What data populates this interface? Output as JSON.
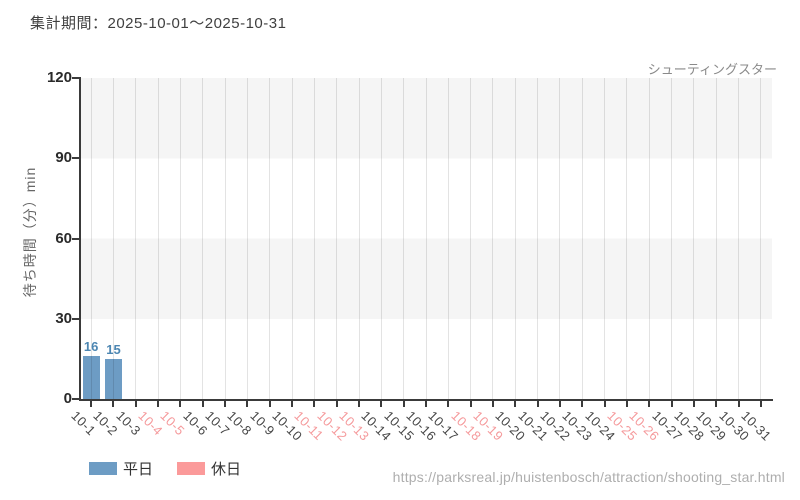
{
  "header": {
    "title": "集計期間：2025-10-01～2025-10-31"
  },
  "footer": {
    "url": "https://parksreal.jp/huistenbosch/attraction/shooting_star.html"
  },
  "chart_data": {
    "type": "bar",
    "title": "集計期間：2025-10-01～2025-10-31",
    "annotation": "シューティングスター",
    "xlabel": "",
    "ylabel": "待ち時間（分）min",
    "ylim": [
      0,
      120
    ],
    "yticks": [
      0,
      30,
      60,
      90,
      120
    ],
    "grid": "vertical",
    "legend_position": "bottom-left",
    "categories": [
      "10-1",
      "10-2",
      "10-3",
      "10-4",
      "10-5",
      "10-6",
      "10-7",
      "10-8",
      "10-9",
      "10-10",
      "10-11",
      "10-12",
      "10-13",
      "10-14",
      "10-15",
      "10-16",
      "10-17",
      "10-18",
      "10-19",
      "10-20",
      "10-21",
      "10-22",
      "10-23",
      "10-24",
      "10-25",
      "10-26",
      "10-27",
      "10-28",
      "10-29",
      "10-30",
      "10-31"
    ],
    "holiday_categories": [
      "10-4",
      "10-5",
      "10-11",
      "10-12",
      "10-13",
      "10-18",
      "10-19",
      "10-25",
      "10-26"
    ],
    "series": [
      {
        "name": "平日",
        "color": "#6d9cc4",
        "values": [
          16,
          15,
          null,
          null,
          null,
          null,
          null,
          null,
          null,
          null,
          null,
          null,
          null,
          null,
          null,
          null,
          null,
          null,
          null,
          null,
          null,
          null,
          null,
          null,
          null,
          null,
          null,
          null,
          null,
          null,
          null
        ]
      },
      {
        "name": "休日",
        "color": "#fb9a9a",
        "values": [
          null,
          null,
          null,
          null,
          null,
          null,
          null,
          null,
          null,
          null,
          null,
          null,
          null,
          null,
          null,
          null,
          null,
          null,
          null,
          null,
          null,
          null,
          null,
          null,
          null,
          null,
          null,
          null,
          null,
          null,
          null
        ]
      }
    ],
    "colors": {
      "band": "#f5f5f5",
      "spine": "#3a3a3a",
      "weekday_tick_label": "#464646",
      "holiday_tick_label": "#f5999b",
      "value_label": "#4c86b2"
    }
  }
}
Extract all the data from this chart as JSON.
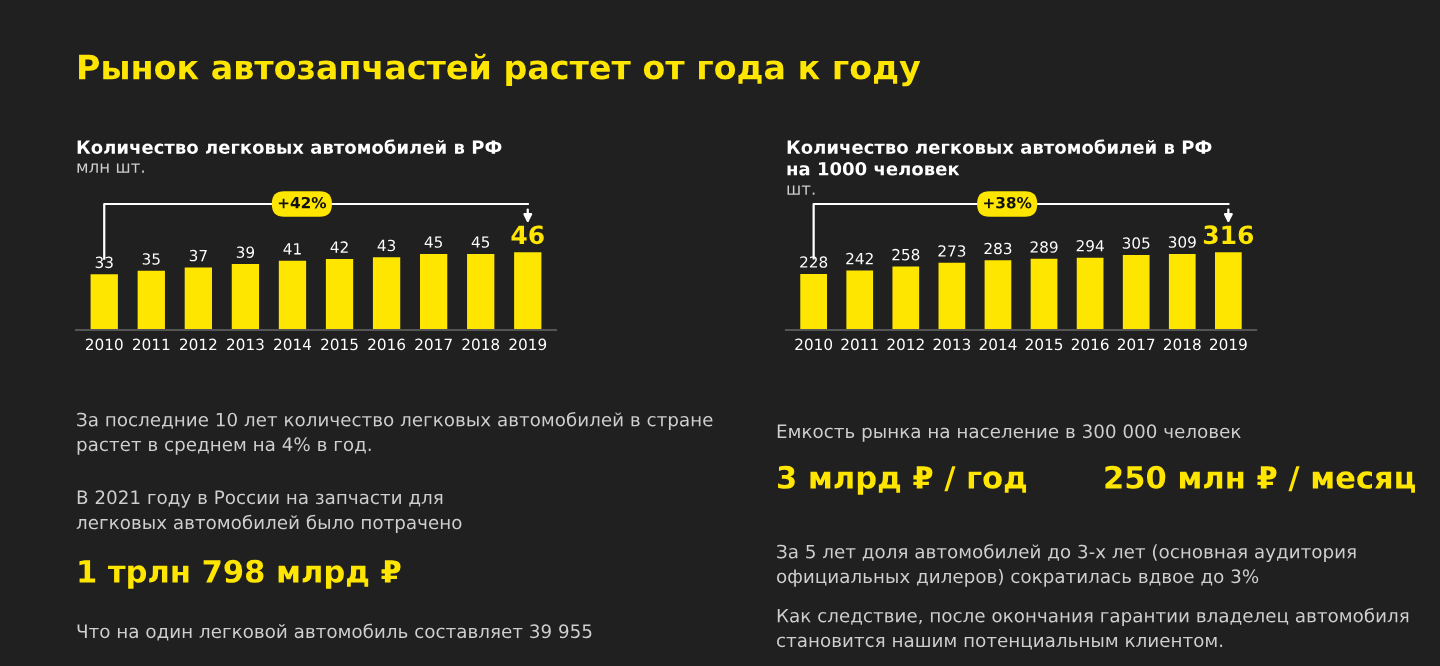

:::

■ What this task involves
Set the entries down again exactly. Do not include the images.

■ Task solution
What data populates this interface? Output as JSON.
{
  "header": {
    "title": "集計期間：2025-10-01～2025-10-31"
  },
  "footer": {
    "url": "https://parksreal.jp/huistenbosch/attraction/shooting_star.html"
  },
  "chart_data": {
    "type": "bar",
    "title": "集計期間：2025-10-01～2025-10-31",
    "annotation": "シューティングスター",
    "xlabel": "",
    "ylabel": "待ち時間（分）min",
    "ylim": [
      0,
      120
    ],
    "yticks": [
      0,
      30,
      60,
      90,
      120
    ],
    "grid": "vertical",
    "legend_position": "bottom-left",
    "categories": [
      "10-1",
      "10-2",
      "10-3",
      "10-4",
      "10-5",
      "10-6",
      "10-7",
      "10-8",
      "10-9",
      "10-10",
      "10-11",
      "10-12",
      "10-13",
      "10-14",
      "10-15",
      "10-16",
      "10-17",
      "10-18",
      "10-19",
      "10-20",
      "10-21",
      "10-22",
      "10-23",
      "10-24",
      "10-25",
      "10-26",
      "10-27",
      "10-28",
      "10-29",
      "10-30",
      "10-31"
    ],
    "holiday_categories": [
      "10-4",
      "10-5",
      "10-11",
      "10-12",
      "10-13",
      "10-18",
      "10-19",
      "10-25",
      "10-26"
    ],
    "series": [
      {
        "name": "平日",
        "color": "#6d9cc4",
        "values": [
          16,
          15,
          null,
          null,
          null,
          null,
          null,
          null,
          null,
          null,
          null,
          null,
          null,
          null,
          null,
          null,
          null,
          null,
          null,
          null,
          null,
          null,
          null,
          null,
          null,
          null,
          null,
          null,
          null,
          null,
          null
        ]
      },
      {
        "name": "休日",
        "color": "#fb9a9a",
        "values": [
          null,
          null,
          null,
          null,
          null,
          null,
          null,
          null,
          null,
          null,
          null,
          null,
          null,
          null,
          null,
          null,
          null,
          null,
          null,
          null,
          null,
          null,
          null,
          null,
          null,
          null,
          null,
          null,
          null,
          null,
          null
        ]
      }
    ],
    "colors": {
      "band": "#f5f5f5",
      "spine": "#3a3a3a",
      "weekday_tick_label": "#464646",
      "holiday_tick_label": "#f5999b",
      "value_label": "#4c86b2"
    }
  }
}
Extract all the data from this chart as JSON.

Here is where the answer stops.